Texte à lire:
Admissibilité aux versements anticipés

[41] L’admissibilité à l’avance de 2 000 $ n’est pas différente de l’admissibilité à d’autres semaines de prestations d’assurance-emploi d’urgence.

[42] La Commission ne présente pas d’observations explicites sur l’admissibilité du prestataire aux prestations d’assurance-emploi d’urgence, mais elle convient qu’il y est admissible en général.

[43] Il y a différentes façons d’être une « partie prestataire » aux fins de la prestation d’assurance-emploi d’urgenceNote de bas de page 19, mais, peu importe la façon dont le prestataire est arrivé à être considéré comme un « prestataire » aux fins de la prestation d’assurance-emploi d’urgence, il n’a pas besoin d’avoir de revenu provenant d’un emploi pendant au moins sept jours consécutifs au cours de la période de deux semaines pour laquelle il a cessé de travailler, ou avoir demandé la prestation pour être admissibleNote de bas de page 20.

[44] Lorsque j’examine les conditions d’admissibilité, je conclus que le prestataire est admissible à une semaine de prestations d’assurance-emploi d’urgence de plus que celle pour laquelle il a été payé, car il est admissible à la semaine du 26 avril au 2 mai 2020. Le prestataire est admissible à cette semaine parce que, pendant la période de demande de deux semaines au cours de laquelle tombe cette semaine (du 19 avril au 2 mai), il a eu sept jours consécutifs sans revenu d’emploi, car il n’a pas travaillé la semaine du 19 au 25 avril 2020; il est retourné au travail à compter du 27 avril 2020Note de bas de page 21.

[45] Par conséquent, comme j’ai conclu que le prestataire est admissible à une semaine de prestations d’assurance-emploi d’urgence de plus que celle pour laquelle il a reçu la prestation, il doit seulement rembourser 500 $, car le montant de 1 000 $ qui lui a été versé en trop représente deux semaines de prestations d’assurance-emploi d’urgence, et comme il doit rembourser une semaine supplémentaire, ce qui équivaut à 500 $, soustraire cela du montant de 1 000 $ qui lui est dû signifie qu’il lui reste seulement un trop-payé de 500 $.

Liste des activités:
1. Dans le texte sur l'admissibilité aux versements anticipés, veuillez reprendre le passage allant de « [42] La Commission » à « admissible en général. » en substituant « détaillées » à « explicites ».
2. Selon le texte sur l'admissibilité aux versements anticipés, à quelle semaine supplémentaire de prestations d'assurance-emploi d'urgence le prestataire est-il admissible ?
3. Prolongez le texte sur l'admissibilité aux versements anticipés à la suite de sa dernière phrase.

Enregistrements issus d'une source de données:

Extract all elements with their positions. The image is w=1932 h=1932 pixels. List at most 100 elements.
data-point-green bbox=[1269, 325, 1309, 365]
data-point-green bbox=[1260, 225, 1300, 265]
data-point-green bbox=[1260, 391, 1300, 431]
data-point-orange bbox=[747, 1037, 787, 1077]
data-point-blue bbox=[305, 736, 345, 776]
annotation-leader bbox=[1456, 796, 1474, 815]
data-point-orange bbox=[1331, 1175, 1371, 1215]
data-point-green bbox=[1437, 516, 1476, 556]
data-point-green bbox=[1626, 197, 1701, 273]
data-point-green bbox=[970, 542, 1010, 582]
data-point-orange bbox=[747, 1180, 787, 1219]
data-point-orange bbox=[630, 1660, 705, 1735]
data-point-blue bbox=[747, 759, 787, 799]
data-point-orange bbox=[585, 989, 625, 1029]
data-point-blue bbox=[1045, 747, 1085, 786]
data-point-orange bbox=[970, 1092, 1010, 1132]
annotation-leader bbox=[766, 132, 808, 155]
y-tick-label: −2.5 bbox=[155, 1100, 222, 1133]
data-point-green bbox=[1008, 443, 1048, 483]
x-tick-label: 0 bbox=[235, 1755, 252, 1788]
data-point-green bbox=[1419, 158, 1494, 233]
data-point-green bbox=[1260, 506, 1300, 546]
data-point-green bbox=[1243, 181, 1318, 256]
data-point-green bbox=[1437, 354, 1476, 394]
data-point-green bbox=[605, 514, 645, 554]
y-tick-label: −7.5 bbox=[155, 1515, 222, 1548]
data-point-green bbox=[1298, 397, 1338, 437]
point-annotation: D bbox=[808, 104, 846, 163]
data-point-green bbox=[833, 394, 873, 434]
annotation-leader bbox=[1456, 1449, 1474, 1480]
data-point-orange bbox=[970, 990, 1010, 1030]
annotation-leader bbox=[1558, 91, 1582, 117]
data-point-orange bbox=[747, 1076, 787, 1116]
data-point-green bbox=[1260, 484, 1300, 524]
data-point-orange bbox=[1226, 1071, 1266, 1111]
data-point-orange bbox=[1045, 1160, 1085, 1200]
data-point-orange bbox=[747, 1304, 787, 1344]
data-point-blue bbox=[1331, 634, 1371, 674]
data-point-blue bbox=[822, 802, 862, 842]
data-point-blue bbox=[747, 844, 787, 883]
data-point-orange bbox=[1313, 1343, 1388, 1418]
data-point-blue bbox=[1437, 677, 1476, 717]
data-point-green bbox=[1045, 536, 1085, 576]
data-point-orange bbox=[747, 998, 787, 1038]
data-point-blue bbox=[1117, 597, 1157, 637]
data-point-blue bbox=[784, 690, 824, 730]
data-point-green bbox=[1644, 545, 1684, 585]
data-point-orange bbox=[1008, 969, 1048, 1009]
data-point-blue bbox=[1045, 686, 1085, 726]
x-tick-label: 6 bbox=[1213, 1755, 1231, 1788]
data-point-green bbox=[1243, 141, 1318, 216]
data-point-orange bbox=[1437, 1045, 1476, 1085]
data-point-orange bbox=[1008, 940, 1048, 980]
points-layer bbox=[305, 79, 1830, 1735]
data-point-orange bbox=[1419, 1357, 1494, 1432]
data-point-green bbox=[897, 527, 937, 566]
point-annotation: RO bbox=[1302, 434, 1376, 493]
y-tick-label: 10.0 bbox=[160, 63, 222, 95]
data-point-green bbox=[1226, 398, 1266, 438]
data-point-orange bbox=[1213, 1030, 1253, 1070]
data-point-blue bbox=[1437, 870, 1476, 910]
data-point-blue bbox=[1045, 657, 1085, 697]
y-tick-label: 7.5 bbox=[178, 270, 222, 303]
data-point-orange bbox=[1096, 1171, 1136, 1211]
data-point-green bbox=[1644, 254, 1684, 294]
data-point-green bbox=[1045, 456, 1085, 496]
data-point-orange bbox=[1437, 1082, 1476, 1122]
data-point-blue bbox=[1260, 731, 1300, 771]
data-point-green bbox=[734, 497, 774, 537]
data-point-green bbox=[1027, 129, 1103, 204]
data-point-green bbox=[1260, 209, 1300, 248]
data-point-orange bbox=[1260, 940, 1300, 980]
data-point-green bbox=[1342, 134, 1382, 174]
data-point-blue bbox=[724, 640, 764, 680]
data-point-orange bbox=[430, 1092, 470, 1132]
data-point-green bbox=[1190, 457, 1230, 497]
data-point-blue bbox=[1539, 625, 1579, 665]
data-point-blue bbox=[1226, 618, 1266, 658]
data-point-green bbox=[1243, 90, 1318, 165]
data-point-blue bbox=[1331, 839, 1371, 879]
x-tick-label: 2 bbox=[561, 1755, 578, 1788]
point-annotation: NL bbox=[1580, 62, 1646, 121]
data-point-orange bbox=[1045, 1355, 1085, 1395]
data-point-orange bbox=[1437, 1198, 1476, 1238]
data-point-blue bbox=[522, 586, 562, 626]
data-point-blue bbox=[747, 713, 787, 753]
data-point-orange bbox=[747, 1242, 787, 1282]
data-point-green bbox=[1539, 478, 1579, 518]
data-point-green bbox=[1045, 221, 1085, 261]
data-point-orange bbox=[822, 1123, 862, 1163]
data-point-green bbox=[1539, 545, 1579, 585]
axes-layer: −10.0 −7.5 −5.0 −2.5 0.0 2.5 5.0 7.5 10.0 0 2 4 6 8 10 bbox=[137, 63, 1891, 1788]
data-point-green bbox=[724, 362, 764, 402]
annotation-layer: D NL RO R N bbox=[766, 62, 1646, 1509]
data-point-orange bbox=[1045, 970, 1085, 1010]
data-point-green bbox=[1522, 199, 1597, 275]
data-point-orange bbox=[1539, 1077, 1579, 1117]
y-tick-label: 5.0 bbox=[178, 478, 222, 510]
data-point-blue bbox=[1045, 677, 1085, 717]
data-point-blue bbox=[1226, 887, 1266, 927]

Réponses par tâche:
1.
[42] La Commission ne présente pas d’observations détaillées sur l’admissibilité du prestataire aux prestations d’assurance-emploi d’urgence, mais elle convient qu’il y est admissible en général.

2. À la semaine du 26 avril au 2 mai 2020.

3.
[46] Je comprends que le prestataire ne veut pas rembourser l’avance, mais la loi prévoit que si une personne reçoit de l’argent auquel elle n’était pas admissible, elle doit rembourser le montant qu’elle a reçu et auquel elle n’était pas admissible.Note de bas de page 22 Comme j’ai conclu que le prestataire n’est pas admissible à 500 $ de l’avance, il doit la retourner.

[47] Je ne peux pas non plus annuler ou effacer le trop-payé, car seule la Commission peut le faireNote de bas de page 23.

Conclusion

[48] L’appel est rejeté avec des modifications. Le prestataire ne peut pas recevoir de prestations régulières d’assurance-emploi à la place de la prestation d’assurance-emploi d’urgence et il doit rembourser les prestations d’assurance-emploi d’urgence qu’il a reçues et auxquelles il n’est pas admissible. Toutefois, comme il est admissible à une semaine de plus de prestations d’assurance-emploi d’urgence que ce qu'il a reçu, il doit seulement rembourser 500 $.